- **What is needed**
Using the data beneath, show every line that includes the word "JSON".

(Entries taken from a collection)
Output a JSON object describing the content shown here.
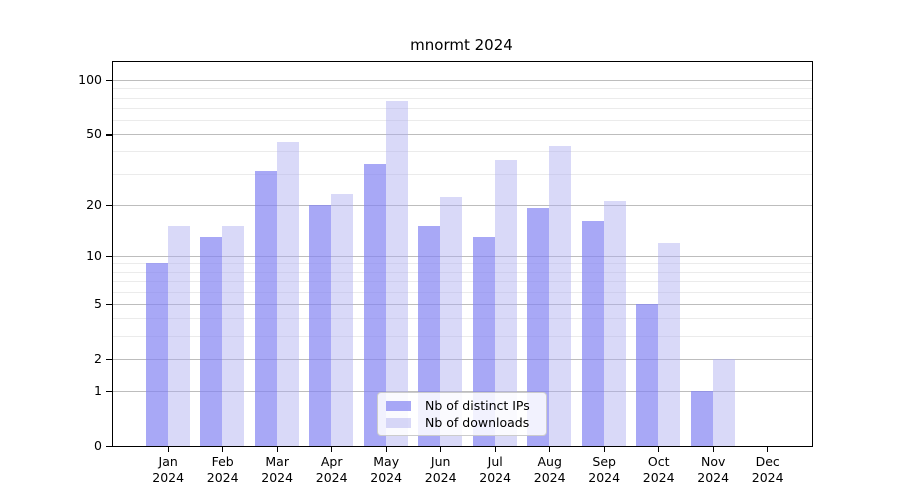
{
  "chart_data": {
    "type": "bar",
    "title": "mnormt 2024",
    "categories": [
      "Jan 2024",
      "Feb 2024",
      "Mar 2024",
      "Apr 2024",
      "May 2024",
      "Jun 2024",
      "Jul 2024",
      "Aug 2024",
      "Sep 2024",
      "Oct 2024",
      "Nov 2024",
      "Dec 2024"
    ],
    "series": [
      {
        "name": "Nb of distinct IPs",
        "color": "rgba(131,131,242,0.70)",
        "values": [
          9,
          13,
          31,
          20,
          34,
          15,
          13,
          19,
          16,
          5,
          1,
          0
        ]
      },
      {
        "name": "Nb of downloads",
        "color": "rgba(171,171,239,0.45)",
        "values": [
          15,
          15,
          45,
          23,
          77,
          22,
          36,
          43,
          21,
          12,
          2,
          0
        ]
      }
    ],
    "yscale": "log1p",
    "ylim": [
      0,
      126
    ],
    "y_major_ticks": [
      100,
      50,
      20,
      10,
      5,
      2,
      1,
      0
    ],
    "y_minor_gridlines": [
      90,
      80,
      70,
      60,
      40,
      30,
      9,
      8,
      7,
      6,
      4,
      3
    ],
    "grid": "on",
    "legend_position": "lower-center",
    "colors": {
      "major_grid": "#bdbdbd",
      "minor_grid": "#ebebeb",
      "axis": "#000000",
      "background": "#ffffff"
    }
  }
}
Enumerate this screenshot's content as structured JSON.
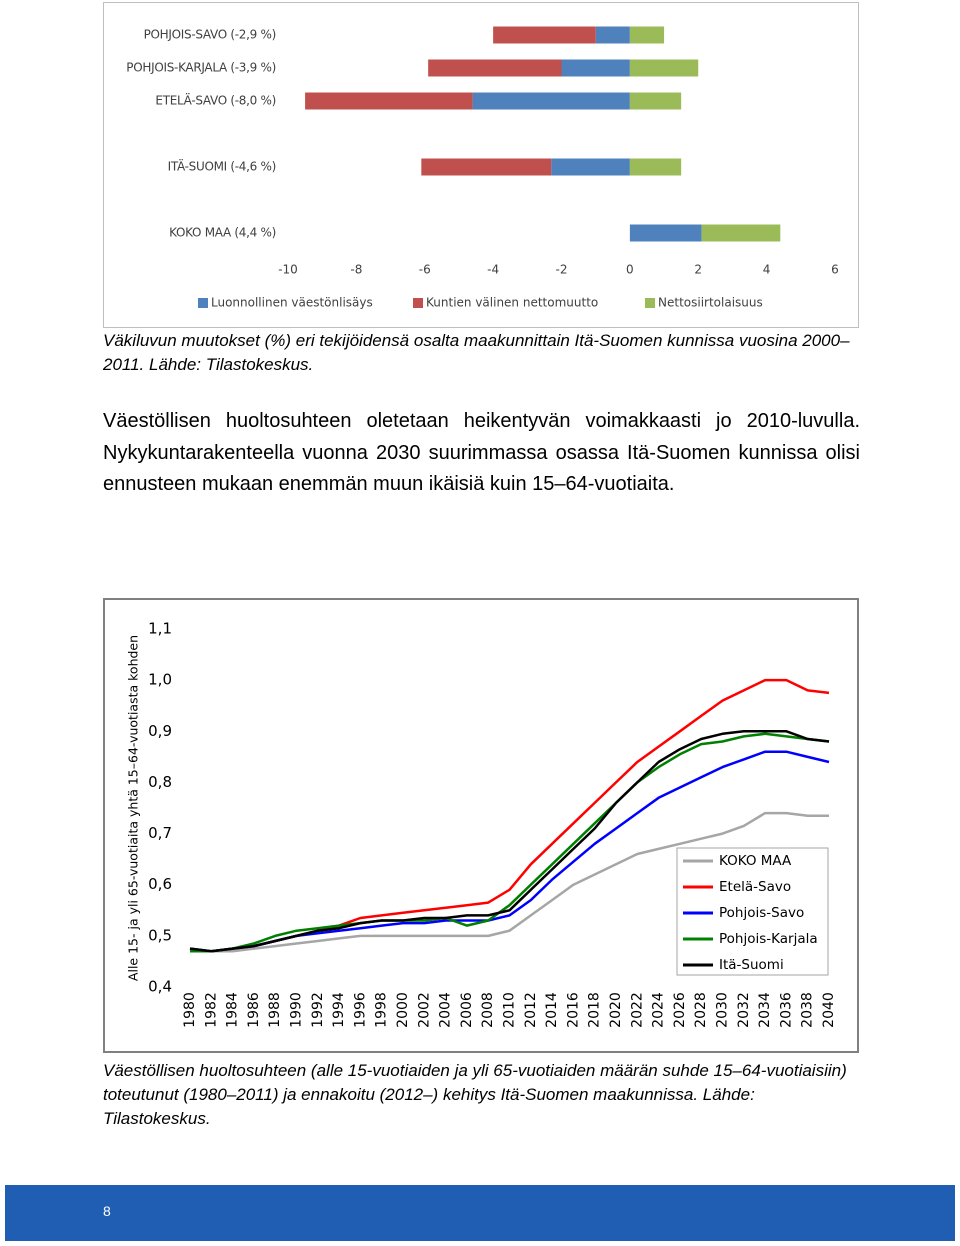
{
  "chart_data": [
    {
      "type": "hbar",
      "categories": [
        "POHJOIS-SAVO (-2,9 %)",
        "POHJOIS-KARJALA (-3,9 %)",
        "ETELÄ-SAVO (-8,0 %)",
        null,
        "ITÄ-SUOMI (-4,6 %)",
        null,
        "KOKO MAA (4,4 %)"
      ],
      "series": [
        {
          "name": "Luonnollinen väestönlisäys",
          "color": "#4f81bd",
          "values": [
            -1.0,
            -2.0,
            -4.6,
            null,
            -2.3,
            null,
            2.1
          ]
        },
        {
          "name": "Kuntien välinen nettomuutto",
          "color": "#c0504d",
          "values": [
            -3.0,
            -3.9,
            -4.9,
            null,
            -3.8,
            null,
            0
          ]
        },
        {
          "name": "Nettosiirtolaisuus",
          "color": "#9bbb59",
          "values": [
            1.0,
            2.0,
            1.5,
            null,
            1.5,
            null,
            2.3
          ]
        }
      ],
      "xlim": [
        -10,
        6
      ],
      "xticks": [
        -10,
        -8,
        -6,
        -4,
        -2,
        0,
        2,
        4,
        6
      ],
      "legend": "bottom"
    },
    {
      "type": "line",
      "y_label": "Alle 15- ja yli 65-vuotiaita yhtä 15–64-vuotiasta kohden",
      "x": [
        1980,
        1982,
        1984,
        1986,
        1988,
        1990,
        1992,
        1994,
        1996,
        1998,
        2000,
        2002,
        2004,
        2006,
        2008,
        2010,
        2012,
        2014,
        2016,
        2018,
        2020,
        2022,
        2024,
        2026,
        2028,
        2030,
        2032,
        2034,
        2036,
        2038,
        2040
      ],
      "series": [
        {
          "name": "KOKO MAA",
          "color": "#a6a6a6",
          "values": [
            0.475,
            0.47,
            0.47,
            0.475,
            0.48,
            0.485,
            0.49,
            0.495,
            0.5,
            0.5,
            0.5,
            0.5,
            0.5,
            0.5,
            0.5,
            0.51,
            0.54,
            0.57,
            0.6,
            0.62,
            0.64,
            0.66,
            0.67,
            0.68,
            0.69,
            0.7,
            0.715,
            0.74,
            0.74,
            0.735,
            0.735
          ]
        },
        {
          "name": "Etelä-Savo",
          "color": "#ff0000",
          "values": [
            0.47,
            0.47,
            0.475,
            0.48,
            0.49,
            0.5,
            0.51,
            0.52,
            0.535,
            0.54,
            0.545,
            0.55,
            0.555,
            0.56,
            0.565,
            0.59,
            0.64,
            0.68,
            0.72,
            0.76,
            0.8,
            0.84,
            0.87,
            0.9,
            0.93,
            0.96,
            0.98,
            1.0,
            1.0,
            0.98,
            0.975
          ]
        },
        {
          "name": "Pohjois-Savo",
          "color": "#0000ff",
          "values": [
            0.475,
            0.47,
            0.475,
            0.48,
            0.49,
            0.5,
            0.505,
            0.51,
            0.515,
            0.52,
            0.525,
            0.525,
            0.53,
            0.53,
            0.53,
            0.54,
            0.57,
            0.61,
            0.645,
            0.68,
            0.71,
            0.74,
            0.77,
            0.79,
            0.81,
            0.83,
            0.845,
            0.86,
            0.86,
            0.85,
            0.84
          ]
        },
        {
          "name": "Pohjois-Karjala",
          "color": "#008000",
          "values": [
            0.47,
            0.47,
            0.475,
            0.485,
            0.5,
            0.51,
            0.515,
            0.52,
            0.525,
            0.53,
            0.53,
            0.53,
            0.535,
            0.52,
            0.53,
            0.56,
            0.6,
            0.64,
            0.68,
            0.72,
            0.76,
            0.8,
            0.83,
            0.855,
            0.875,
            0.88,
            0.89,
            0.895,
            0.89,
            0.885,
            0.88
          ]
        },
        {
          "name": "Itä-Suomi",
          "color": "#000000",
          "values": [
            0.475,
            0.47,
            0.475,
            0.48,
            0.49,
            0.5,
            0.51,
            0.515,
            0.525,
            0.53,
            0.53,
            0.535,
            0.535,
            0.54,
            0.54,
            0.55,
            0.59,
            0.63,
            0.67,
            0.71,
            0.76,
            0.8,
            0.84,
            0.865,
            0.885,
            0.895,
            0.9,
            0.9,
            0.9,
            0.885,
            0.88
          ]
        }
      ],
      "xlim": [
        1980,
        2040
      ],
      "xticks": [
        1980,
        1982,
        1984,
        1986,
        1988,
        1990,
        1992,
        1994,
        1996,
        1998,
        2000,
        2002,
        2004,
        2006,
        2008,
        2010,
        2012,
        2014,
        2016,
        2018,
        2020,
        2022,
        2024,
        2026,
        2028,
        2030,
        2032,
        2034,
        2036,
        2038,
        2040
      ],
      "ylim": [
        0.4,
        1.1
      ],
      "yticks": [
        {
          "value": 0.4,
          "label": "0,4"
        },
        {
          "value": 0.5,
          "label": "0,5"
        },
        {
          "value": 0.6,
          "label": "0,6"
        },
        {
          "value": 0.7,
          "label": "0,7"
        },
        {
          "value": 0.8,
          "label": "0,8"
        },
        {
          "value": 0.9,
          "label": "0,9"
        },
        {
          "value": 1.0,
          "label": "1,0"
        },
        {
          "value": 1.1,
          "label": "1,1"
        }
      ],
      "legend": "lower right"
    }
  ],
  "document": {
    "caption_1": "Väkiluvun muutokset (%) eri tekijöidensä osalta maakunnittain Itä-Suomen kunnissa vuosina 2000–2011. Lähde: Tilastokeskus.",
    "paragraph": "Väestöllisen huoltosuhteen oletetaan heikentyvän voimakkaasti jo 2010-luvulla. Nykykuntarakenteella vuonna 2030 suurimmassa osassa Itä-Suomen kunnissa olisi ennusteen mukaan enemmän muun ikäisiä kuin 15–64-vuotiaita.",
    "caption_2": "Väestöllisen huoltosuhteen (alle 15-vuotiaiden ja yli 65-vuotiaiden määrän suhde 15–64-vuotiaisiin) toteutunut (1980–2011) ja ennakoitu (2012–) kehitys Itä-Suomen maakunnissa. Lähde: Tilastokeskus.",
    "page_number": "8"
  }
}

- **Exercise solution**
Output a JSON object describing the content shown here.
Enumerate this screenshot's content as structured JSON.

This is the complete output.